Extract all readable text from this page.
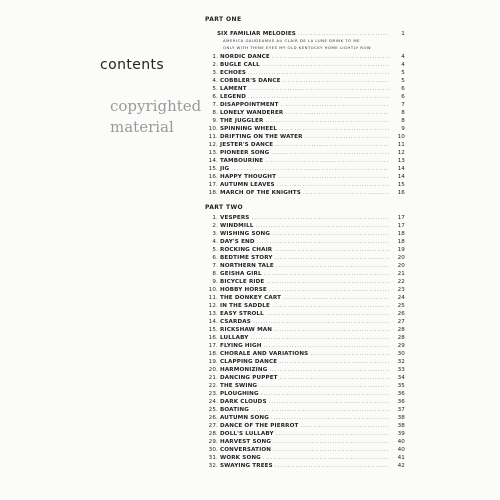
contents
copyrighted
material
PART ONE
SIX FAMILIAR MELODIES .....	1
AMERICA GAUDEAMUS AU CLAIR DE LA LUNE DRINK TO ME ONLY WITH THINE EYES MY OLD KENTUCKY HOME LIGHTLY ROW
1. NORDIC DANCE .....	4
2. BUGLE CALL .....	4
3. ECHOES .....	5
4. COBBLER'S DANCE .....	5
5. LAMENT .....	6
6. LEGEND .....	6
7. DISAPPOINTMENT .....	7
8. LONELY WANDERER .....	8
9. THE JUGGLER .....	8
10. SPINNING WHEEL .....	9
11. DRIFTING ON THE WATER .....	10
12. JESTER'S DANCE .....	11
13. PIONEER SONG .....	12
14. TAMBOURINE .....	13
15. JIG .....	14
16. HAPPY THOUGHT .....	14
17. AUTUMN LEAVES .....	15
18. MARCH OF THE KNIGHTS .....	16
PART TWO
1. VESPERS .....	17
2. WINDMILL .....	17
3. WISHING SONG .....	18
4. DAY'S END .....	18
5. ROCKING CHAIR .....	19
6. BEDTIME STORY .....	20
7. NORTHERN TALE .....	20
8. GEISHA GIRL .....	21
9. BICYCLE RIDE .....	22
10. HOBBY HORSE .....	23
11. THE DONKEY CART .....	24
12. IN THE SADDLE .....	25
13. EASY STROLL .....	26
14. CSARDAS .....	27
15. RICKSHAW MAN .....	28
16. LULLABY .....	28
17. FLYING HIGH .....	29
18. CHORALE AND VARIATIONS .....	30
19. CLAPPING DANCE .....	32
20. HARMONIZING .....	33
21. DANCING PUPPET .....	34
22. THE SWING .....	35
23. PLOUGHING .....	36
24. DARK CLOUDS .....	36
25. BOATING .....	37
26. AUTUMN SONG .....	38
27. DANCE OF THE PIERROT .....	38
28. DOLL'S LULLABY .....	39
29. HARVEST SONG .....	40
30. CONVERSATION .....	40
31. WORK SONG .....	41
32. SWAYING TREES .....	42
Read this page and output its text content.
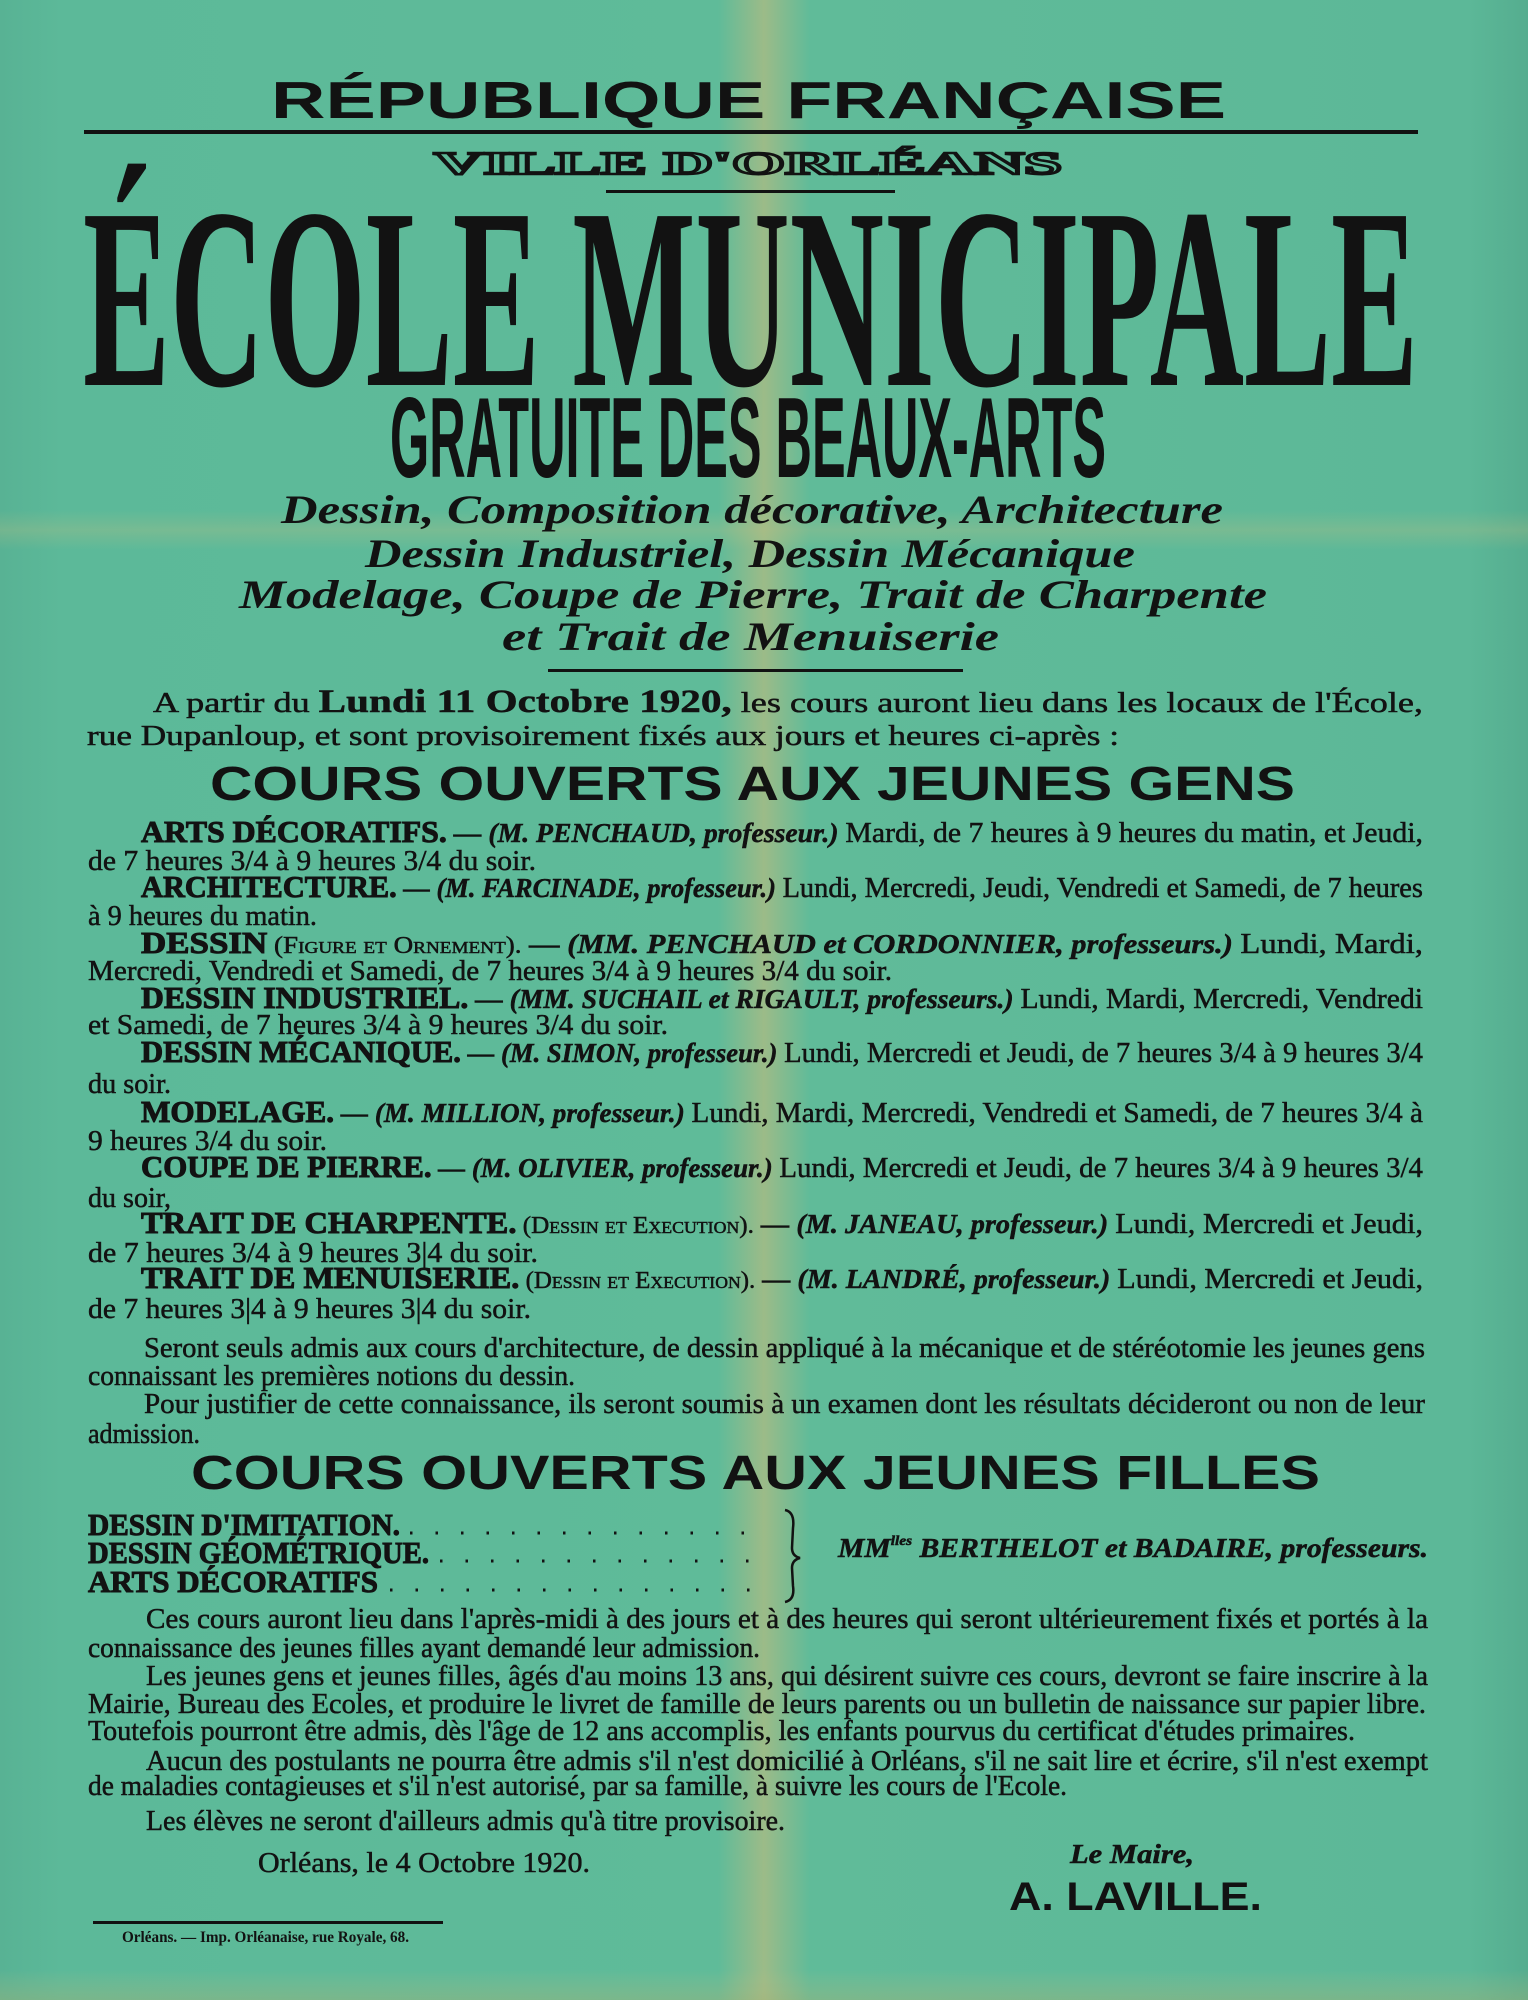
RÉPUBLIQUE FRANÇAISE
VILLE D'ORLÉANS
ÉCOLE MUNICIPALE
GRATUITE DES BEAUX-ARTS
Dessin, Composition décorative, Architecture
Dessin Industriel, Dessin Mécanique
Modelage, Coupe de Pierre, Trait de Charpente
et Trait de Menuiserie
A partir du Lundi 11 Octobre 1920,	les cours auront lieu dans les locaux de l'École,
rue Dupanloup, et sont provisoirement fixés aux jours et heures ci-après :
COURS OUVERTS AUX JEUNES GENS
ARTS DÉCORATIFS. — (M. PENCHAUD, professeur.) Mardi, de 7 heures à 9 heures du matin, et Jeudi,
de 7 heures 3/4 à 9 heures 3/4 du soir.
ARCHITECTURE. — (M. FARCINADE, professeur.) Lundi, Mercredi, Jeudi, Vendredi et Samedi, de 7 heures
à 9 heures du matin.
DESSIN (Figure et Ornement). — (MM. PENCHAUD et CORDONNIER, professeurs.)	Lundi, Mardi,
Mercredi, Vendredi et Samedi, de 7 heures 3/4 à 9 heures 3/4 du soir.
DESSIN INDUSTRIEL. — (MM. SUCHAIL et RIGAULT, professeurs.) Lundi, Mardi, Mercredi, Vendredi
et Samedi, de 7 heures 3/4 à 9 heures 3/4 du soir.
DESSIN MÉCANIQUE. — (M. SIMON, professeur.) Lundi, Mercredi et Jeudi, de 7 heures 3/4 à 9 heures 3/4
du soir.
MODELAGE. — (M. MILLION, professeur.) Lundi, Mardi, Mercredi, Vendredi et Samedi, de 7 heures 3/4 à
9 heures 3/4 du soir.
COUPE DE PIERRE. — (M. OLIVIER, professeur.) Lundi, Mercredi et Jeudi, de 7 heures 3/4 à 9 heures 3/4
du soir,
TRAIT DE CHARPENTE. (Dessin et Execution). — (M. JANEAU, professeur.) Lundi, Mercredi et Jeudi,
de 7 heures 3/4 à 9 heures 3|4 du soir.
TRAIT DE MENUISERIE. (Dessin et Execution). — (M. LANDRÉ, professeur.) Lundi, Mercredi et Jeudi,
de 7 heures 3|4 à 9 heures 3|4 du soir.
Seront seuls admis aux cours d'architecture, de dessin appliqué à la mécanique et de stéréotomie les jeunes gens
connaissant les premières notions du dessin.
Pour justifier de cette connaissance, ils seront soumis à un examen dont les résultats décideront ou non de leur
admission.
COURS OUVERTS AUX JEUNES FILLES
DESSIN D'IMITATION.
DESSIN GÉOMÉTRIQUE.
ARTS DÉCORATIFS
MM $^{lles}$ BERTHELOT et BADAIRE, professeurs.
Ces cours auront lieu dans l'après-midi à des jours et à des heures qui seront ultérieurement fixés et portés à la
connaissance des jeunes filles ayant demandé leur admission.
Les jeunes gens et jeunes filles, âgés d'au moins 13 ans, qui désirent suivre ces cours, devront se faire inscrire à la
Mairie, Bureau des Ecoles, et produire le livret de famille de leurs parents ou un bulletin de naissance sur papier libre.
Toutefois pourront être admis, dès l'âge de 12 ans accomplis, les enfants pourvus du certificat d'études primaires.
Aucun des postulants ne pourra être admis s'il n'est domicilié à Orléans, s'il ne sait lire et écrire, s'il n'est exempt
de maladies contagieuses et s'il n'est autorisé, par sa famille, à suivre les cours de l'Ecole.
Les élèves ne seront d'ailleurs admis qu'à titre provisoire.
Orléans, le 4 Octobre 1920.	Le Maire,
A. LAVILLE.
Orléans. — Imp. Orléanaise, rue Royale, 68.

▶ PROBLEM TO WORK ON
Output each line exactly; omit every picture.

▶ WRITTEN SOLUTION
Extract all readable text from this page.
contents
copyrighted
material
PART ONE
SIX FAMILIAR MELODIES .....	1
AMERICA GAUDEAMUS AU CLAIR DE LA LUNE DRINK TO ME ONLY WITH THINE EYES MY OLD KENTUCKY HOME LIGHTLY ROW
1. NORDIC DANCE .....	4
2. BUGLE CALL .....	4
3. ECHOES .....	5
4. COBBLER'S DANCE .....	5
5. LAMENT .....	6
6. LEGEND .....	6
7. DISAPPOINTMENT .....	7
8. LONELY WANDERER .....	8
9. THE JUGGLER .....	8
10. SPINNING WHEEL .....	9
11. DRIFTING ON THE WATER .....	10
12. JESTER'S DANCE .....	11
13. PIONEER SONG .....	12
14. TAMBOURINE .....	13
15. JIG .....	14
16. HAPPY THOUGHT .....	14
17. AUTUMN LEAVES .....	15
18. MARCH OF THE KNIGHTS .....	16
PART TWO
1. VESPERS .....	17
2. WINDMILL .....	17
3. WISHING SONG .....	18
4. DAY'S END .....	18
5. ROCKING CHAIR .....	19
6. BEDTIME STORY .....	20
7. NORTHERN TALE .....	20
8. GEISHA GIRL .....	21
9. BICYCLE RIDE .....	22
10. HOBBY HORSE .....	23
11. THE DONKEY CART .....	24
12. IN THE SADDLE .....	25
13. EASY STROLL .....	26
14. CSARDAS .....	27
15. RICKSHAW MAN .....	28
16. LULLABY .....	28
17. FLYING HIGH .....	29
18. CHORALE AND VARIATIONS .....	30
19. CLAPPING DANCE .....	32
20. HARMONIZING .....	33
21. DANCING PUPPET .....	34
22. THE SWING .....	35
23. PLOUGHING .....	36
24. DARK CLOUDS .....	36
25. BOATING .....	37
26. AUTUMN SONG .....	38
27. DANCE OF THE PIERROT .....	38
28. DOLL'S LULLABY .....	39
29. HARVEST SONG .....	40
30. CONVERSATION .....	40
31. WORK SONG .....	41
32. SWAYING TREES .....	42
Read this page and output its text content.
RÉPUBLIQUE FRANÇAISE
VILLE D'ORLÉANS
ÉCOLE MUNICIPALE
GRATUITE DES BEAUX-ARTS
Dessin, Composition décorative, Architecture
Dessin Industriel, Dessin Mécanique
Modelage, Coupe de Pierre, Trait de Charpente
et Trait de Menuiserie
A partir du Lundi 11 Octobre 1920,	les cours auront lieu dans les locaux de l'École,
rue Dupanloup, et sont provisoirement fixés aux jours et heures ci-après :
COURS OUVERTS AUX JEUNES GENS
ARTS DÉCORATIFS. — (M. PENCHAUD, professeur.) Mardi, de 7 heures à 9 heures du matin, et Jeudi,
de 7 heures 3/4 à 9 heures 3/4 du soir.
ARCHITECTURE. — (M. FARCINADE, professeur.) Lundi, Mercredi, Jeudi, Vendredi et Samedi, de 7 heures
à 9 heures du matin.
DESSIN (Figure et Ornement). — (MM. PENCHAUD et CORDONNIER, professeurs.)	Lundi, Mardi,
Mercredi, Vendredi et Samedi, de 7 heures 3/4 à 9 heures 3/4 du soir.
DESSIN INDUSTRIEL. — (MM. SUCHAIL et RIGAULT, professeurs.) Lundi, Mardi, Mercredi, Vendredi
et Samedi, de 7 heures 3/4 à 9 heures 3/4 du soir.
DESSIN MÉCANIQUE. — (M. SIMON, professeur.) Lundi, Mercredi et Jeudi, de 7 heures 3/4 à 9 heures 3/4
du soir.
MODELAGE. — (M. MILLION, professeur.) Lundi, Mardi, Mercredi, Vendredi et Samedi, de 7 heures 3/4 à
9 heures 3/4 du soir.
COUPE DE PIERRE. — (M. OLIVIER, professeur.) Lundi, Mercredi et Jeudi, de 7 heures 3/4 à 9 heures 3/4
du soir,
TRAIT DE CHARPENTE. (Dessin et Execution). — (M. JANEAU, professeur.) Lundi, Mercredi et Jeudi,
de 7 heures 3/4 à 9 heures 3|4 du soir.
TRAIT DE MENUISERIE. (Dessin et Execution). — (M. LANDRÉ, professeur.) Lundi, Mercredi et Jeudi,
de 7 heures 3|4 à 9 heures 3|4 du soir.
Seront seuls admis aux cours d'architecture, de dessin appliqué à la mécanique et de stéréotomie les jeunes gens
connaissant les premières notions du dessin.
Pour justifier de cette connaissance, ils seront soumis à un examen dont les résultats décideront ou non de leur
admission.
COURS OUVERTS AUX JEUNES FILLES
DESSIN D'IMITATION.
DESSIN GÉOMÉTRIQUE.
ARTS DÉCORATIFS
MM $^{lles}$ BERTHELOT et BADAIRE, professeurs.
Ces cours auront lieu dans l'après-midi à des jours et à des heures qui seront ultérieurement fixés et portés à la
connaissance des jeunes filles ayant demandé leur admission.
Les jeunes gens et jeunes filles, âgés d'au moins 13 ans, qui désirent suivre ces cours, devront se faire inscrire à la
Mairie, Bureau des Ecoles, et produire le livret de famille de leurs parents ou un bulletin de naissance sur papier libre.
Toutefois pourront être admis, dès l'âge de 12 ans accomplis, les enfants pourvus du certificat d'études primaires.
Aucun des postulants ne pourra être admis s'il n'est domicilié à Orléans, s'il ne sait lire et écrire, s'il n'est exempt
de maladies contagieuses et s'il n'est autorisé, par sa famille, à suivre les cours de l'Ecole.
Les élèves ne seront d'ailleurs admis qu'à titre provisoire.
Orléans, le 4 Octobre 1920.	Le Maire,
A. LAVILLE.
Orléans. — Imp. Orléanaise, rue Royale, 68.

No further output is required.